_Task requirements_
Search the material and gather each line with "this" in it.

_Record list_
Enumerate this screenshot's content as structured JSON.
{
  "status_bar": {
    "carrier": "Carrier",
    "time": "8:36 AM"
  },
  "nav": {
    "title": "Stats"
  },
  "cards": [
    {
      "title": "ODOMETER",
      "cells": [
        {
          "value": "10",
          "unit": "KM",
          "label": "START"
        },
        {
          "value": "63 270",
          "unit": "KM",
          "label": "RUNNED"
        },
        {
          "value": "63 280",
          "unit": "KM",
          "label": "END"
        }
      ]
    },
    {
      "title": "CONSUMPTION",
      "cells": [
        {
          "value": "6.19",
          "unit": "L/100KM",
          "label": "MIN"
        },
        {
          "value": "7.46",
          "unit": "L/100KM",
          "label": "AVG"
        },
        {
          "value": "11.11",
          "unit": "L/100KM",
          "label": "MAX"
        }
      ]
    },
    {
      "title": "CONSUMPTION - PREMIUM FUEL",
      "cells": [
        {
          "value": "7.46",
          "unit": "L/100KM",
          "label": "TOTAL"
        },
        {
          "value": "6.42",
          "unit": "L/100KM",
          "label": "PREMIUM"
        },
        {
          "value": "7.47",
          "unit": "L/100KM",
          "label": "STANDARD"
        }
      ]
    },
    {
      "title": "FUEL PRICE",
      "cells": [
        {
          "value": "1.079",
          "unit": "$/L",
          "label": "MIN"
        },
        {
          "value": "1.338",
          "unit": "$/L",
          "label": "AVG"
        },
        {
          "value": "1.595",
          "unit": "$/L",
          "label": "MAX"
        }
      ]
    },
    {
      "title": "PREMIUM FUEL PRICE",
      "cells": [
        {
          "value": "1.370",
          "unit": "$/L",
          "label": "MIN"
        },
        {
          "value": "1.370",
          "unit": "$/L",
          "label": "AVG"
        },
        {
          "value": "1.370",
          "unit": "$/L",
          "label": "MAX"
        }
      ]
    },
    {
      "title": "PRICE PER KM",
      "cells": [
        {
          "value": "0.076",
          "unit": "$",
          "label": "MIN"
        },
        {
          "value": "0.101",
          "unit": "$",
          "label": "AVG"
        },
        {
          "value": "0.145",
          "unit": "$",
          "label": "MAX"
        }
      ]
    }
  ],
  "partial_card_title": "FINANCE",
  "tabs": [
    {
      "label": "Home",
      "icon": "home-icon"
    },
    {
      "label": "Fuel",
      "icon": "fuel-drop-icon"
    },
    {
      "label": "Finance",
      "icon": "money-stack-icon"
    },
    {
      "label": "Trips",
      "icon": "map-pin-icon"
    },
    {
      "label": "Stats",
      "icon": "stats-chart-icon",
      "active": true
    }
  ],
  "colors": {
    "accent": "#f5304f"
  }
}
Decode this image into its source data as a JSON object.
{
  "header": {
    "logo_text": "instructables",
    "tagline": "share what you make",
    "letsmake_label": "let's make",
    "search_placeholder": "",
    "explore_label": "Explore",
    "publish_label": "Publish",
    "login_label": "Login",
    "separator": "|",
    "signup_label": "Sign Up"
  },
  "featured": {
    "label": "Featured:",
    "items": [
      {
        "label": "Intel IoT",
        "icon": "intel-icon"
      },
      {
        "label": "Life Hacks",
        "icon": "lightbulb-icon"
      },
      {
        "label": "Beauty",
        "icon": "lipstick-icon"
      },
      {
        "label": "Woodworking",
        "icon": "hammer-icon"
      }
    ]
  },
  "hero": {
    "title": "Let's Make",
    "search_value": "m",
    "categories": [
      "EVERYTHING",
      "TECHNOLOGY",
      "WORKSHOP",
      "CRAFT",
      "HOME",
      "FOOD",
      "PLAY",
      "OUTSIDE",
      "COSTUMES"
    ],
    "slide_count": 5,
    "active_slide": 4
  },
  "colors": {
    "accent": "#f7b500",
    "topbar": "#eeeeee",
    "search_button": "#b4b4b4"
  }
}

_Answer to the problem_
Enumerate this screenshot's content as structured JSON.
Decode this image into its source data as a JSON object.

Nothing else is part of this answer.